— Begin GIVEN INFORMATION —

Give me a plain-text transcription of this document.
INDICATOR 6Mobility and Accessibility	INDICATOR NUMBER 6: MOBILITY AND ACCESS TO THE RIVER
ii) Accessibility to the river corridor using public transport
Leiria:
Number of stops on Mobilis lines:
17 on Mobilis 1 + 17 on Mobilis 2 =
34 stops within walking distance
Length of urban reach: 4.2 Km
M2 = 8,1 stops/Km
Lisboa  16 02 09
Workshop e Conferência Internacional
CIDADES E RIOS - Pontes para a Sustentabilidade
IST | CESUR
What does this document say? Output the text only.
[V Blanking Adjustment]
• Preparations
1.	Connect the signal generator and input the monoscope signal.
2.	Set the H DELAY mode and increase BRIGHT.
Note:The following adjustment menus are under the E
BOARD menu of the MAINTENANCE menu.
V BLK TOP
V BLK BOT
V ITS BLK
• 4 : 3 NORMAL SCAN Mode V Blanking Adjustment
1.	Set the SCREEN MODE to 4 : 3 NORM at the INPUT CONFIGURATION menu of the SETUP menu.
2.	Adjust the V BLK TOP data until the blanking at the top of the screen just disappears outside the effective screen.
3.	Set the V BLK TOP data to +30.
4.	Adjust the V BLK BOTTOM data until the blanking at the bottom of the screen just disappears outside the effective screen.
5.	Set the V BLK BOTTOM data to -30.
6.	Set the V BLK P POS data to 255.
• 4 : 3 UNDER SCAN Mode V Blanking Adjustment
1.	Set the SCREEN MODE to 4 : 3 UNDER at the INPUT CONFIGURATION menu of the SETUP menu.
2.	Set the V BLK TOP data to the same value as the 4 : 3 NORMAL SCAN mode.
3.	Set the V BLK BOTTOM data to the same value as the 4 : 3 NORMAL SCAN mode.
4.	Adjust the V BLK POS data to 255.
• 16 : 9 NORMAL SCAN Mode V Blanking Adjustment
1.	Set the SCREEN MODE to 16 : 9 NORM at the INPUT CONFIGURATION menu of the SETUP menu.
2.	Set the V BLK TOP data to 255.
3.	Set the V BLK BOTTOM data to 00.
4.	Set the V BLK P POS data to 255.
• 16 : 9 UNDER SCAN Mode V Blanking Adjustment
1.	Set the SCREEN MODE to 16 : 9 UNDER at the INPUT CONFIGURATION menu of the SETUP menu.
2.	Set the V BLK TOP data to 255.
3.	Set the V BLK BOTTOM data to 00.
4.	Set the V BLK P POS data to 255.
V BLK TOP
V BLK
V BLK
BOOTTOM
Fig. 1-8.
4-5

— End GIVEN INFORMATION —

§ **TASK BRIEF**
What needs duplicating is the run of lines from the one containing "What does this" through the last line of the entries above, exact and complete.

§ **SOLUTION BELOW**
What does this document say? Output the text only.
[V Blanking Adjustment]
• Preparations
1.	Connect the signal generator and input the monoscope signal.
2.	Set the H DELAY mode and increase BRIGHT.
Note:The following adjustment menus are under the E
BOARD menu of the MAINTENANCE menu.
V BLK TOP
V BLK BOT
V ITS BLK
• 4 : 3 NORMAL SCAN Mode V Blanking Adjustment
1.	Set the SCREEN MODE to 4 : 3 NORM at the INPUT CONFIGURATION menu of the SETUP menu.
2.	Adjust the V BLK TOP data until the blanking at the top of the screen just disappears outside the effective screen.
3.	Set the V BLK TOP data to +30.
4.	Adjust the V BLK BOTTOM data until the blanking at the bottom of the screen just disappears outside the effective screen.
5.	Set the V BLK BOTTOM data to -30.
6.	Set the V BLK P POS data to 255.
• 4 : 3 UNDER SCAN Mode V Blanking Adjustment
1.	Set the SCREEN MODE to 4 : 3 UNDER at the INPUT CONFIGURATION menu of the SETUP menu.
2.	Set the V BLK TOP data to the same value as the 4 : 3 NORMAL SCAN mode.
3.	Set the V BLK BOTTOM data to the same value as the 4 : 3 NORMAL SCAN mode.
4.	Adjust the V BLK POS data to 255.
• 16 : 9 NORMAL SCAN Mode V Blanking Adjustment
1.	Set the SCREEN MODE to 16 : 9 NORM at the INPUT CONFIGURATION menu of the SETUP menu.
2.	Set the V BLK TOP data to 255.
3.	Set the V BLK BOTTOM data to 00.
4.	Set the V BLK P POS data to 255.
• 16 : 9 UNDER SCAN Mode V Blanking Adjustment
1.	Set the SCREEN MODE to 16 : 9 UNDER at the INPUT CONFIGURATION menu of the SETUP menu.
2.	Set the V BLK TOP data to 255.
3.	Set the V BLK BOTTOM data to 00.
4.	Set the V BLK P POS data to 255.
V BLK TOP
V BLK
V BLK
BOOTTOM
Fig. 1-8.
4-5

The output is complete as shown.